* [TASK DETAILS]: Lines holding the string "heading" are the ones to copy from this listing.

===== MATERIAL FOR THE TASK

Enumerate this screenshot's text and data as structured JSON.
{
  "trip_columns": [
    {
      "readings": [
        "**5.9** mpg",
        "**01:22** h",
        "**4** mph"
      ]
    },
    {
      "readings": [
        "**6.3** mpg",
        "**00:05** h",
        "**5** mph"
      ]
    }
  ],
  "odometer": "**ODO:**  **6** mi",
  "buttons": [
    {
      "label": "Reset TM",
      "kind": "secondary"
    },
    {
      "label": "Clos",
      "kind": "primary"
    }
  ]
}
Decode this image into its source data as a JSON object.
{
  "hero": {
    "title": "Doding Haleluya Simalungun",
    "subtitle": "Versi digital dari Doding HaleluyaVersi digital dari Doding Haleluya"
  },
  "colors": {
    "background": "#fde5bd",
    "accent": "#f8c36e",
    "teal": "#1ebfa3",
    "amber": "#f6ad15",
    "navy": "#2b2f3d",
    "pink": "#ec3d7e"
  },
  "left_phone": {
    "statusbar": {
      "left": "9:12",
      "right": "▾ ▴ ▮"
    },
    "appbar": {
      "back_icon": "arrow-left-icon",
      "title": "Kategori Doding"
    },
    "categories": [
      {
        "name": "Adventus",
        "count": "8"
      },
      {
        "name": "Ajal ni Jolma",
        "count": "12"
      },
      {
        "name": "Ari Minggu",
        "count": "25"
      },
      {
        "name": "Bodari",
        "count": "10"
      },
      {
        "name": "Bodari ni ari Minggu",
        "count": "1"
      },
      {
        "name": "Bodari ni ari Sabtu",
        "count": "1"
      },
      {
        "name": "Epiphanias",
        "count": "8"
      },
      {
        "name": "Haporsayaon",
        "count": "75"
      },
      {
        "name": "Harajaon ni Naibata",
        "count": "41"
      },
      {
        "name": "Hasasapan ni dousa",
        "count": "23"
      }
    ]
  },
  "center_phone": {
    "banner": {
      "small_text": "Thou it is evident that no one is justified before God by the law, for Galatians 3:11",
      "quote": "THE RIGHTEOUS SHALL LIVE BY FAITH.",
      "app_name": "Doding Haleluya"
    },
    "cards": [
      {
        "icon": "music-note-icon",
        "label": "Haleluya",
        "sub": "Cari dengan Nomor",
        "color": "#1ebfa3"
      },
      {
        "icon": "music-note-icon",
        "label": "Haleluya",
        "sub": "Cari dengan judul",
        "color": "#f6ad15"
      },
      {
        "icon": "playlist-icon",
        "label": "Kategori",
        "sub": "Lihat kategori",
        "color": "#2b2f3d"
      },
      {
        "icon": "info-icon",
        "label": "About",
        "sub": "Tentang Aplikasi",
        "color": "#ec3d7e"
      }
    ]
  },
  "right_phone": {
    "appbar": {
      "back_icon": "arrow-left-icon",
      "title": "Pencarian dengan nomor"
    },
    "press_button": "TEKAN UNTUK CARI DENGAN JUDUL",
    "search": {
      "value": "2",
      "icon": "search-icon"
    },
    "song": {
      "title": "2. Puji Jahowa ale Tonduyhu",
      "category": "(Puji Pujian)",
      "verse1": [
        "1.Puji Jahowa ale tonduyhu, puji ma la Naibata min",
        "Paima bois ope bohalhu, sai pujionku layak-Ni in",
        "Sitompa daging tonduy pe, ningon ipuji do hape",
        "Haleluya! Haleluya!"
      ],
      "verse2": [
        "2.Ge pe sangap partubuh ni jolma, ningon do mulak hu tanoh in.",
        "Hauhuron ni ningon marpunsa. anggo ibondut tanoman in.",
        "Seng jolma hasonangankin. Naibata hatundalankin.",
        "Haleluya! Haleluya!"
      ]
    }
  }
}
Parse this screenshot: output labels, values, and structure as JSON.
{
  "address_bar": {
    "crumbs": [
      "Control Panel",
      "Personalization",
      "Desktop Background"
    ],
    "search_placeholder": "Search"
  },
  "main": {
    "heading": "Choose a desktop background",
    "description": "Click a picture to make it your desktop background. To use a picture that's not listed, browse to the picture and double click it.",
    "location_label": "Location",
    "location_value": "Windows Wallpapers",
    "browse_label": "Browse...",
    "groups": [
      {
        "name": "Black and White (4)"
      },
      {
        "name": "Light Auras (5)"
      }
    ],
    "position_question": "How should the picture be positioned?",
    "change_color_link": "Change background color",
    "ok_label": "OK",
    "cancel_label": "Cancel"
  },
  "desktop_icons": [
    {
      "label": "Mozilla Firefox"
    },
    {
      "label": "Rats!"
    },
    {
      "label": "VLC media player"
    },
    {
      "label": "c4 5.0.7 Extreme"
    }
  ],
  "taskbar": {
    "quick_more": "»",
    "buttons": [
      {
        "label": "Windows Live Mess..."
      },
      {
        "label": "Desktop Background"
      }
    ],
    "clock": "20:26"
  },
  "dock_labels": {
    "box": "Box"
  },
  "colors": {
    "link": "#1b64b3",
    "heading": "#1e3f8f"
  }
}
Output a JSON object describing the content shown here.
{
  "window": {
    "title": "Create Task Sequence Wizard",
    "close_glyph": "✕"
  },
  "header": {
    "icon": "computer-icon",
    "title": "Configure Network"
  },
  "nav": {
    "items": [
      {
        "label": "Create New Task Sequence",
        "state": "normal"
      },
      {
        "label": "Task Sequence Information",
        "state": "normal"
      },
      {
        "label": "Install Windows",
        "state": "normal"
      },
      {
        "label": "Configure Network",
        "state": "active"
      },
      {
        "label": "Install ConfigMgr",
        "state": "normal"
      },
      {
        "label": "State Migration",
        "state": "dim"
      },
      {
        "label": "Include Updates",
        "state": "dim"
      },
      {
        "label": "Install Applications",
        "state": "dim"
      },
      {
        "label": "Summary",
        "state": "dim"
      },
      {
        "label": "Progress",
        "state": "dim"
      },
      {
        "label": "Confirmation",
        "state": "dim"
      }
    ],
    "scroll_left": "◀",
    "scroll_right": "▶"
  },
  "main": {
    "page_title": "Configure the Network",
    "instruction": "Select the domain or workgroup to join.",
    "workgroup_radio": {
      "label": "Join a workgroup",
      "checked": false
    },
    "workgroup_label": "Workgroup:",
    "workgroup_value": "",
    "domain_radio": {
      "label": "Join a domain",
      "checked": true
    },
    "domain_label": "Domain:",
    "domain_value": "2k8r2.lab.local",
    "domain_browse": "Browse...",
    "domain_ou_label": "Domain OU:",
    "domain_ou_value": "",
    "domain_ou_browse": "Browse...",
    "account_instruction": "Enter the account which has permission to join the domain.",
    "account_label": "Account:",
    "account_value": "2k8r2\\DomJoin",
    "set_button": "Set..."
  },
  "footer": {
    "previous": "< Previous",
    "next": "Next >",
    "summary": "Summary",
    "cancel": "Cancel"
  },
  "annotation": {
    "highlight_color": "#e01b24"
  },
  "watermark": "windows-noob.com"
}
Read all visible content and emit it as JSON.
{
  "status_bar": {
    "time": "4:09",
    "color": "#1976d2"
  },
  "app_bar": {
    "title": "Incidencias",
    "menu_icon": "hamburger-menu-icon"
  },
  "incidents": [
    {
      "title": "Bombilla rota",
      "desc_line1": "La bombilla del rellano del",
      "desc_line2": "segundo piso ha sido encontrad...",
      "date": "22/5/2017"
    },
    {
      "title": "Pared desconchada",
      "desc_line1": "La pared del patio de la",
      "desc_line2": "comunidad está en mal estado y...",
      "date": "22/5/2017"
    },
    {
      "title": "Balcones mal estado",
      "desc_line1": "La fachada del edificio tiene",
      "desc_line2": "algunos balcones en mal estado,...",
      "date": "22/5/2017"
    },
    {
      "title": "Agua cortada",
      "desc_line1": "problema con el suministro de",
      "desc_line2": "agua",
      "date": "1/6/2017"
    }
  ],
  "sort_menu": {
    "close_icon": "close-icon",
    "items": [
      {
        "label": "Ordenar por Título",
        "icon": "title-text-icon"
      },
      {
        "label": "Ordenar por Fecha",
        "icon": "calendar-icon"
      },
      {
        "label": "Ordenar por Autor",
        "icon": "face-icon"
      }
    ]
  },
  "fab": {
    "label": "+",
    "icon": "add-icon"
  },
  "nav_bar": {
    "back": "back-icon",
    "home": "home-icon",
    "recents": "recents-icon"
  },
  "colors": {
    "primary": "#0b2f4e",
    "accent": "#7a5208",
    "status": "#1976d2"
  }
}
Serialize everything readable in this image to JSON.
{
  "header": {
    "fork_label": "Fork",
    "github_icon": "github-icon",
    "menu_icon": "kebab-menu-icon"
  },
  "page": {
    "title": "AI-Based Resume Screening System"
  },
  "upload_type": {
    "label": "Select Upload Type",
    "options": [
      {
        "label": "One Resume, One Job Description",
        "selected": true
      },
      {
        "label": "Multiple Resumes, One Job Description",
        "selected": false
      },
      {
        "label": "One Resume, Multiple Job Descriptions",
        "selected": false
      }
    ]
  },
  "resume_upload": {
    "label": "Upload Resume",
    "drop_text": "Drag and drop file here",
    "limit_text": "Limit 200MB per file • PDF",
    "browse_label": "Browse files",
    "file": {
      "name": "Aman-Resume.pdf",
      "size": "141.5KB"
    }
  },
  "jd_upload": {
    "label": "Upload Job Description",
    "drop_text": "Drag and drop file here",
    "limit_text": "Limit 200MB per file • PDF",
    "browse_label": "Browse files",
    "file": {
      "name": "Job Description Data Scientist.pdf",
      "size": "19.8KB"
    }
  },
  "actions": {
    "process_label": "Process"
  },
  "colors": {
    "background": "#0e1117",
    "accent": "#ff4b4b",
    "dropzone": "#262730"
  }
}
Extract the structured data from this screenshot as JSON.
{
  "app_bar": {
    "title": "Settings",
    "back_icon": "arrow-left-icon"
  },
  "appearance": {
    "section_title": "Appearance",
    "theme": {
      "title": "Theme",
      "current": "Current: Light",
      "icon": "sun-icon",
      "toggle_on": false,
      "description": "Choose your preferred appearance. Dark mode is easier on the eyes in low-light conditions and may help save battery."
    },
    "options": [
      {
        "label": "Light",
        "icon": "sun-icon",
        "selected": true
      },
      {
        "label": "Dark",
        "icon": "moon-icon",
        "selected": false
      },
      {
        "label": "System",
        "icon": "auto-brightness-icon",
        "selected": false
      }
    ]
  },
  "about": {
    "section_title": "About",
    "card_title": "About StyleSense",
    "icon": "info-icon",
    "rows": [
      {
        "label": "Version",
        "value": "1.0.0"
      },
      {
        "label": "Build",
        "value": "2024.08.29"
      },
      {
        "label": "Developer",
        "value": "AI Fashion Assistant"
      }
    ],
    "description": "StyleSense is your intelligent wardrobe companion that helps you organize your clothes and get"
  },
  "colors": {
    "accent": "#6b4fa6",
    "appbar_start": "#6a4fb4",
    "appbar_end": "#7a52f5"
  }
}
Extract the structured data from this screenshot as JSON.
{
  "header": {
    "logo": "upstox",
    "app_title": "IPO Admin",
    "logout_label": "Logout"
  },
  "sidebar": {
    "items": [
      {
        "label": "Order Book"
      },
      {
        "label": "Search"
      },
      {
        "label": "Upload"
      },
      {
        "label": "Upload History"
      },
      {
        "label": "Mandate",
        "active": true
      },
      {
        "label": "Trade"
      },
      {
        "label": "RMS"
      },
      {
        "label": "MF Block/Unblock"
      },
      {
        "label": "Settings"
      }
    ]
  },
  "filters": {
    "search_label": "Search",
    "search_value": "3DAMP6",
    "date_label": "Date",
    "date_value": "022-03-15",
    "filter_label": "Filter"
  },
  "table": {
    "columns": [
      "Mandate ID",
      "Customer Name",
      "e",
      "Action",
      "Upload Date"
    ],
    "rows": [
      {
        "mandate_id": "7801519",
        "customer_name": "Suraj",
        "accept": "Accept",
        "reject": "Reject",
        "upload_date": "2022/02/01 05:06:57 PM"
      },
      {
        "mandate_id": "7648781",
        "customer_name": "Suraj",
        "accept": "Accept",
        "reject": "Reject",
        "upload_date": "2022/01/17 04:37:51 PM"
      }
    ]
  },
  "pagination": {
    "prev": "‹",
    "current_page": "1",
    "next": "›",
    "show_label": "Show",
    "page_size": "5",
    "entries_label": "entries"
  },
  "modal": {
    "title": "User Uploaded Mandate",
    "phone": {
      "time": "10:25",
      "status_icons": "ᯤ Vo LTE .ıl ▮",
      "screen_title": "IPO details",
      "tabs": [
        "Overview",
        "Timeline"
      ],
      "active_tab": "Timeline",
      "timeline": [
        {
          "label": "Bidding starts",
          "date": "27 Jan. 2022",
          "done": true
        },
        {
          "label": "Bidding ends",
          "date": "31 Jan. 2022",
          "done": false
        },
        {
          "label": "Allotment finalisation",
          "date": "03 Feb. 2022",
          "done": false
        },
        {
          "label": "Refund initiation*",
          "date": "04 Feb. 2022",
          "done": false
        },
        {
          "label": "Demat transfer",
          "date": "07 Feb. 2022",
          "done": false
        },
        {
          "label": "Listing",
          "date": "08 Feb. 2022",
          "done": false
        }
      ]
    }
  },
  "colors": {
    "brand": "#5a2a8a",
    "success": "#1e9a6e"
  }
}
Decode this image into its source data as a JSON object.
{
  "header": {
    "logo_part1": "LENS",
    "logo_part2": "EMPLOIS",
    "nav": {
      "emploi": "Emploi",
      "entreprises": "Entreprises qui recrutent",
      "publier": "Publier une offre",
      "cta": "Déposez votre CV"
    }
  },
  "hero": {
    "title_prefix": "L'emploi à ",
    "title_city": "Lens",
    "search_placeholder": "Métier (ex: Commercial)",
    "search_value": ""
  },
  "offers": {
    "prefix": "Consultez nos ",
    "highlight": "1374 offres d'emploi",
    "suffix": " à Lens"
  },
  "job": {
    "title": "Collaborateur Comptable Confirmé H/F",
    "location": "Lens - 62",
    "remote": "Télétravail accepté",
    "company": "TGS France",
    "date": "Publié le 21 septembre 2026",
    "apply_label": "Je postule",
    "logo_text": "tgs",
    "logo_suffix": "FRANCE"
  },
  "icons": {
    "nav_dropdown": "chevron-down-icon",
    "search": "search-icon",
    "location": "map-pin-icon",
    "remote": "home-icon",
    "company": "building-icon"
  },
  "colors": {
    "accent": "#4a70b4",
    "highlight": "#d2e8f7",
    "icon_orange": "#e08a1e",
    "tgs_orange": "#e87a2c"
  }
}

==========

* [RESULT FOR THIS EXERCISE]:
    "heading": "Choose a desktop background",
    "heading": "#1e3f8f"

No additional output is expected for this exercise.